▶ TASK STATEMENT
Pull every line holding the string "слагающего" from the records below.

%%

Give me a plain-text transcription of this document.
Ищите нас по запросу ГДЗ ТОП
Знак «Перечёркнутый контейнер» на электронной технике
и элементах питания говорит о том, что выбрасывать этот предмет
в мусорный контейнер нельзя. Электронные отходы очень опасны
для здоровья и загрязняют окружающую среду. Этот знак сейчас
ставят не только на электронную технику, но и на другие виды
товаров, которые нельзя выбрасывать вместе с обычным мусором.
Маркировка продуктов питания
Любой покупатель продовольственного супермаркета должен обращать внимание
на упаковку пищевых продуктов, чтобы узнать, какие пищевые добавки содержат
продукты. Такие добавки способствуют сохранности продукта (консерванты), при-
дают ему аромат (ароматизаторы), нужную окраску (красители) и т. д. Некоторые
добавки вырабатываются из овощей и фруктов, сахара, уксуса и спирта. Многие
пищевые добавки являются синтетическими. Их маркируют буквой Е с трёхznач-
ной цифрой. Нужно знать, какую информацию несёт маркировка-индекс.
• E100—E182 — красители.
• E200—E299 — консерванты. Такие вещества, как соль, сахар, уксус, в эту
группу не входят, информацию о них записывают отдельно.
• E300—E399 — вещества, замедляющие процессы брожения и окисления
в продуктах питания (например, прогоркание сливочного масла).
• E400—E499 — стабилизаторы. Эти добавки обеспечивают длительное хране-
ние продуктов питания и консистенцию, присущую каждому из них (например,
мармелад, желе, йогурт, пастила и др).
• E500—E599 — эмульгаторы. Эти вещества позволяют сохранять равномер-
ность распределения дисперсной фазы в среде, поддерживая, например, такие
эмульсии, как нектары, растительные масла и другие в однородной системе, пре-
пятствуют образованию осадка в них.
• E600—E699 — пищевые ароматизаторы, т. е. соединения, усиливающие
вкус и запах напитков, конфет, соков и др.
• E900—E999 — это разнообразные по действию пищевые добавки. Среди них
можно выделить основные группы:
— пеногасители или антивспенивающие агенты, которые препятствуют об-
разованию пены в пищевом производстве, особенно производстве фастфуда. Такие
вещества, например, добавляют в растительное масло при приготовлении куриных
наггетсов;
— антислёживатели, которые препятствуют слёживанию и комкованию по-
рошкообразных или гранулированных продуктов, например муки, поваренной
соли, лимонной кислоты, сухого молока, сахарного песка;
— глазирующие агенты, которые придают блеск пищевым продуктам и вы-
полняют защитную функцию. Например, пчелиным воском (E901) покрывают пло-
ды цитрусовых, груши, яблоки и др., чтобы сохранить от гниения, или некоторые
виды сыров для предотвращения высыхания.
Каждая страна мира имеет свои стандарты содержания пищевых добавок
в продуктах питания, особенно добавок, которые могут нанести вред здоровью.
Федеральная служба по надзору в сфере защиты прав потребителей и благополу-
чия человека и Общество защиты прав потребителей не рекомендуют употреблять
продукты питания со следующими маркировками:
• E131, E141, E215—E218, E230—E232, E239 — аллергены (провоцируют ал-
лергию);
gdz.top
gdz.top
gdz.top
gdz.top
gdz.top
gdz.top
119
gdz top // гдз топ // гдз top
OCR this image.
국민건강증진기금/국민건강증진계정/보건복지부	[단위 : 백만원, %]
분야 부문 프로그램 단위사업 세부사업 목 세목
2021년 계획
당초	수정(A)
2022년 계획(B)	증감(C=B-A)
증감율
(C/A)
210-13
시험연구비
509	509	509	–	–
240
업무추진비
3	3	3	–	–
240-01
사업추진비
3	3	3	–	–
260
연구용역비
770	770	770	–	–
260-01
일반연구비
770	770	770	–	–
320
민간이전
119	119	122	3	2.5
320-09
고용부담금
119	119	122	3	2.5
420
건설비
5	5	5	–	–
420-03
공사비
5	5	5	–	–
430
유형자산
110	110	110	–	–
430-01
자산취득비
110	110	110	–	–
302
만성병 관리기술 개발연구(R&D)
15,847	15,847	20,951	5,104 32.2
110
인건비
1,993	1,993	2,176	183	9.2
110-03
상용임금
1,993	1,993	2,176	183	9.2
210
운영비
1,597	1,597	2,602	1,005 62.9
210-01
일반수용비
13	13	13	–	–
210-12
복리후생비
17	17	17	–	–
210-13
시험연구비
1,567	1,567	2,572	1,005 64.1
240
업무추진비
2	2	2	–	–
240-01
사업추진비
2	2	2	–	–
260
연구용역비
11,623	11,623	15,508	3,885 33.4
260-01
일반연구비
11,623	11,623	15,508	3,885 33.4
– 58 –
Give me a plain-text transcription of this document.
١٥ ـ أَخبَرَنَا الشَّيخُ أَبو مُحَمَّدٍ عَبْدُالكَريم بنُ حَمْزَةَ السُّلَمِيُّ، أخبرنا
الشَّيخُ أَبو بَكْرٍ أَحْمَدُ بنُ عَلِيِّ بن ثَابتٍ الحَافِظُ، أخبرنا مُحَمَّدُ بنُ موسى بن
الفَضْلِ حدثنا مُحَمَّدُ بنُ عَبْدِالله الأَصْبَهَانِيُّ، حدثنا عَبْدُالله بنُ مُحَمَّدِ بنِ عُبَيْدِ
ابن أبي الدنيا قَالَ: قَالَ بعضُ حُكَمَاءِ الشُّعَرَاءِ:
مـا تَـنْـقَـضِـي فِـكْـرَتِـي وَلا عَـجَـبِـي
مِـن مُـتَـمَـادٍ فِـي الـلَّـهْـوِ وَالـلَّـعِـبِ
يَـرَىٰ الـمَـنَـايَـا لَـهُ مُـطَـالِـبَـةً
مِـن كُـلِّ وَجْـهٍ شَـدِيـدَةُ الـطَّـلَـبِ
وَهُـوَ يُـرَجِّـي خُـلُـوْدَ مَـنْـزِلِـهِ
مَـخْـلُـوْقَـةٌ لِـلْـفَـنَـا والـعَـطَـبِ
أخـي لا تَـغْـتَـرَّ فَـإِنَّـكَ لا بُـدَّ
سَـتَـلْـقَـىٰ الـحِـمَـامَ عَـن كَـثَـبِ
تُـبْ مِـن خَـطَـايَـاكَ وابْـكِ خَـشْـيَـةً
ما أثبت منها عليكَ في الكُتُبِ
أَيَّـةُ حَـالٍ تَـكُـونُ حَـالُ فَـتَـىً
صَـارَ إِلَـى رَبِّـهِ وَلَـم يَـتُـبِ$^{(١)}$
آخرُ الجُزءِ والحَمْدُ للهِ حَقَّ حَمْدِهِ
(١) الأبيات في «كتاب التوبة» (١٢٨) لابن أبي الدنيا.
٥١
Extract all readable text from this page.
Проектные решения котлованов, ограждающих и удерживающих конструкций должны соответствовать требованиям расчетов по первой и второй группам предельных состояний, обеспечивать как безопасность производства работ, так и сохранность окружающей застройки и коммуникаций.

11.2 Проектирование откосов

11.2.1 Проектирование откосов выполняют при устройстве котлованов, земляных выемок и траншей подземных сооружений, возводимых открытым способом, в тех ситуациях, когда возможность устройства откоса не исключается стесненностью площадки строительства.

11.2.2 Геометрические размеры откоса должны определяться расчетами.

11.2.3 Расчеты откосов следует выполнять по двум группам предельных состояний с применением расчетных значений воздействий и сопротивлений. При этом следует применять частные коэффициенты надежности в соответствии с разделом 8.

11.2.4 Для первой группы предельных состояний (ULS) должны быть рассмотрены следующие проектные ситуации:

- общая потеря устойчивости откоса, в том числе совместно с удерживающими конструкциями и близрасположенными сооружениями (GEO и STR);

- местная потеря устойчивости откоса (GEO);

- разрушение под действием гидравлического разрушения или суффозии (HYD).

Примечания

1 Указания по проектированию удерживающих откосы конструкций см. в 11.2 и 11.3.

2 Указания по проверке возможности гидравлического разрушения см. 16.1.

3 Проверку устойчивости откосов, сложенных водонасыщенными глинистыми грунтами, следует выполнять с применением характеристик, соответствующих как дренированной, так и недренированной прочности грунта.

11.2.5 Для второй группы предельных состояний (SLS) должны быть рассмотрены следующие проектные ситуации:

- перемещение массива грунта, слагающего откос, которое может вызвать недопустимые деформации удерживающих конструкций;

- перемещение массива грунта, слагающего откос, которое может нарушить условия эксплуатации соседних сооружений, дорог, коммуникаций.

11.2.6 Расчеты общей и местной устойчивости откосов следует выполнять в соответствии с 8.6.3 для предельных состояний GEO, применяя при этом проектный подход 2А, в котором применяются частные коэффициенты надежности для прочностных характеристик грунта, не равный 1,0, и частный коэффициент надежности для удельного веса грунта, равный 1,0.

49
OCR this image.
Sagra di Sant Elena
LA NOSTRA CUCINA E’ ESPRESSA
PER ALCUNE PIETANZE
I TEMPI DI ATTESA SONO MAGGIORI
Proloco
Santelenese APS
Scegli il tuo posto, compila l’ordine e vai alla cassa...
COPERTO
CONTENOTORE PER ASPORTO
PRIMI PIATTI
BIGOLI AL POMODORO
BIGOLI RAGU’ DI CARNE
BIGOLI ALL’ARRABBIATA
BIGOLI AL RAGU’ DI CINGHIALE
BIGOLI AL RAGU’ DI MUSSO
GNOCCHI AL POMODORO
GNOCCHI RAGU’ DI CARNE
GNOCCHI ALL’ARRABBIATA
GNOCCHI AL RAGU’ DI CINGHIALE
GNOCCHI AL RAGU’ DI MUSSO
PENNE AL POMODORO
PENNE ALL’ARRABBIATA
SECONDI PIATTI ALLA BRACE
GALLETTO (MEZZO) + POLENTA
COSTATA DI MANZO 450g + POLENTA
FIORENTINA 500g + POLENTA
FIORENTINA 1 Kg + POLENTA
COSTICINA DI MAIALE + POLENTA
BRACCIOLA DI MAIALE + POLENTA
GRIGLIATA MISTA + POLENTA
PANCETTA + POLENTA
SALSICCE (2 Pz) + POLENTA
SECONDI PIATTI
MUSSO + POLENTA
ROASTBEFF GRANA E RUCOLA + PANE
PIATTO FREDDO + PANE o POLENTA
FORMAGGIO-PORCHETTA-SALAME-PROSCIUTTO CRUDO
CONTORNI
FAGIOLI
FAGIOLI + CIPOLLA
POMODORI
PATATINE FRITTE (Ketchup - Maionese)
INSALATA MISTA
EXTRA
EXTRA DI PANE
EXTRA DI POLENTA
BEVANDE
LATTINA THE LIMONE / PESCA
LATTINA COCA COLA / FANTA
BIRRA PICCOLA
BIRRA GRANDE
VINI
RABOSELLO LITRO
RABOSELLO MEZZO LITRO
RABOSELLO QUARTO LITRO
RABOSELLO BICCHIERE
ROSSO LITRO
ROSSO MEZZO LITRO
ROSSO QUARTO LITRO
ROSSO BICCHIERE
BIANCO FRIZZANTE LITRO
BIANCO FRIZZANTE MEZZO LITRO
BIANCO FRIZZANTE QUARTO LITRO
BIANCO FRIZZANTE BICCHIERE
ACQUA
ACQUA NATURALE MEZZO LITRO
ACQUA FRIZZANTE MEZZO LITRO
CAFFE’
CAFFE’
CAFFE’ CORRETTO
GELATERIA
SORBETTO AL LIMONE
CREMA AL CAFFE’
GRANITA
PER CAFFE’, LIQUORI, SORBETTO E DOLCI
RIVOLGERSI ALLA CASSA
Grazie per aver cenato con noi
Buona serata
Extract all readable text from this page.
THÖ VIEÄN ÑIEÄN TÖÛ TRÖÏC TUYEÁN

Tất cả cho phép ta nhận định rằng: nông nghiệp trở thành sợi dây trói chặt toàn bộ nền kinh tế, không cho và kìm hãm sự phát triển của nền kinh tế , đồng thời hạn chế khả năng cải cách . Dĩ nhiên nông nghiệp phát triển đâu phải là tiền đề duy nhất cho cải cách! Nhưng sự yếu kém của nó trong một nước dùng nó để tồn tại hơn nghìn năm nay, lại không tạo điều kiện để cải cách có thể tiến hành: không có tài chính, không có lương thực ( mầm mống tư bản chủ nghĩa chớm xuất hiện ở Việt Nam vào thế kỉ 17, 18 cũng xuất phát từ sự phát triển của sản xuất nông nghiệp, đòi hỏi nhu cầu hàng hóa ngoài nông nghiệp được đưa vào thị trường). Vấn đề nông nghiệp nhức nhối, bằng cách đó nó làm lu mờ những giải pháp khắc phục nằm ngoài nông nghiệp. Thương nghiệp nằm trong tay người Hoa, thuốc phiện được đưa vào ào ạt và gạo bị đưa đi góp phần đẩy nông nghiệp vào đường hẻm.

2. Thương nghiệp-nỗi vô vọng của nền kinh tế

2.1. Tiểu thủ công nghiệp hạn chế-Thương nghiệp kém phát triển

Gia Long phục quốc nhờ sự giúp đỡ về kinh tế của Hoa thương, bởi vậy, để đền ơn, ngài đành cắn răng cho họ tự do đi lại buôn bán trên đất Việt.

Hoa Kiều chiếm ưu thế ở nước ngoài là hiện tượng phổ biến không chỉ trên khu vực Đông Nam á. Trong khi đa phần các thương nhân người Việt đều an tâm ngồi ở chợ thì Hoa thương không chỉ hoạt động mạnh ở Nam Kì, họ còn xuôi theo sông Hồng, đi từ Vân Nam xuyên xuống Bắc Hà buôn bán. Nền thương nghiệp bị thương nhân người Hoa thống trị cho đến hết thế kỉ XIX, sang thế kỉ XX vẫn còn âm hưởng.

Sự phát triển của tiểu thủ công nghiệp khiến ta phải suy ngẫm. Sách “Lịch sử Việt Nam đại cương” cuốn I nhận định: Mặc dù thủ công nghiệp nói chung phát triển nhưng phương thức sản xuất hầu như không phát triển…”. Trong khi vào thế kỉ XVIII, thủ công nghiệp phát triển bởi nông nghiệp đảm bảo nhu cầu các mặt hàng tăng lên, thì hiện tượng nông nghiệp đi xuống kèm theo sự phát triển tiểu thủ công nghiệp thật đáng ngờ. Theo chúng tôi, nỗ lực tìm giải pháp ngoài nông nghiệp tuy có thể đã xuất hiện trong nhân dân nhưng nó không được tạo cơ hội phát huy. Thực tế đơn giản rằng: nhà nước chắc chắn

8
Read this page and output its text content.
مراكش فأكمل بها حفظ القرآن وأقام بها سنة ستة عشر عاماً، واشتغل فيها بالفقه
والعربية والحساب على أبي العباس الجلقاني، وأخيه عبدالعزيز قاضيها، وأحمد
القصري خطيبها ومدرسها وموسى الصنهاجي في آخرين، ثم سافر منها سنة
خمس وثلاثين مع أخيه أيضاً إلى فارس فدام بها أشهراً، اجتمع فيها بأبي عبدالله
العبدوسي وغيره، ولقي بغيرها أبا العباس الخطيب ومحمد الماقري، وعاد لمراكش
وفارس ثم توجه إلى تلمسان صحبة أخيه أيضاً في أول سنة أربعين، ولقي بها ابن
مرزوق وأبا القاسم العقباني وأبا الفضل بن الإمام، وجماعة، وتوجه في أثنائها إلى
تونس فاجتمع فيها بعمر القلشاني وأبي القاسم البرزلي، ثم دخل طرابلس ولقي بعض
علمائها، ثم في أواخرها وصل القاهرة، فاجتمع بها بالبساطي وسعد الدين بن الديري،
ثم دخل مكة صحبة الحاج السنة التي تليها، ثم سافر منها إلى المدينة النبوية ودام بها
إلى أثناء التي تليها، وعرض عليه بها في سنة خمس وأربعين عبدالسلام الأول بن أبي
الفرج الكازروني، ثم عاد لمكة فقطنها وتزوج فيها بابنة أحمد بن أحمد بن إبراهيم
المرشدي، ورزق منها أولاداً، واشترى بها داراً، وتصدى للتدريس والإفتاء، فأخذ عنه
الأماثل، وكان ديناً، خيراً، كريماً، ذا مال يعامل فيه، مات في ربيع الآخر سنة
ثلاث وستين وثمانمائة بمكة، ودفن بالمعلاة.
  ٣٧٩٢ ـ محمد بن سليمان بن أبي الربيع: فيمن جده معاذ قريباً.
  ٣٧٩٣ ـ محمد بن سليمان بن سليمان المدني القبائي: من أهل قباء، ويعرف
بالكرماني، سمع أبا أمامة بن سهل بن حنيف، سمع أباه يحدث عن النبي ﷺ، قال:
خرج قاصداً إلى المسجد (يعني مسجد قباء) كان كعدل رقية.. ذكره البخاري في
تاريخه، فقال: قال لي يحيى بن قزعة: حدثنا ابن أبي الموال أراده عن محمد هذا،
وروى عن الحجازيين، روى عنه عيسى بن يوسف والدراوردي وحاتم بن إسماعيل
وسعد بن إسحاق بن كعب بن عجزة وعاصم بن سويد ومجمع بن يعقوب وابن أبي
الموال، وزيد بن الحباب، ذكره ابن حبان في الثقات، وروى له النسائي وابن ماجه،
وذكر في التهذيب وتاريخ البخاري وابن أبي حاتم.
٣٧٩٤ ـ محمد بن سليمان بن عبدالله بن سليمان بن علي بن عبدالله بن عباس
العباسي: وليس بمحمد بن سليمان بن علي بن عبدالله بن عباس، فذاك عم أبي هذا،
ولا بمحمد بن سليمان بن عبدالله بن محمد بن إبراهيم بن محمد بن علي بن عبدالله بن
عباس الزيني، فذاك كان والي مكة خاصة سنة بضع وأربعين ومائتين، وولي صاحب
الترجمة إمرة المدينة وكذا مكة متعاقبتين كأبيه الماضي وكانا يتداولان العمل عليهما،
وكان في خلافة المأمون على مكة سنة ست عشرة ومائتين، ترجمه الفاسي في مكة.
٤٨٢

%%

▶ RESULT OF THE EXERCISE
- перемещение массива грунта, слагающего откос, которое может вызвать недопустимые деформации удерживающих конструкций;
- перемещение массива грунта, слагающего откос, которое может нарушить условия эксплуатации соседних сооружений, дорог, коммуникаций.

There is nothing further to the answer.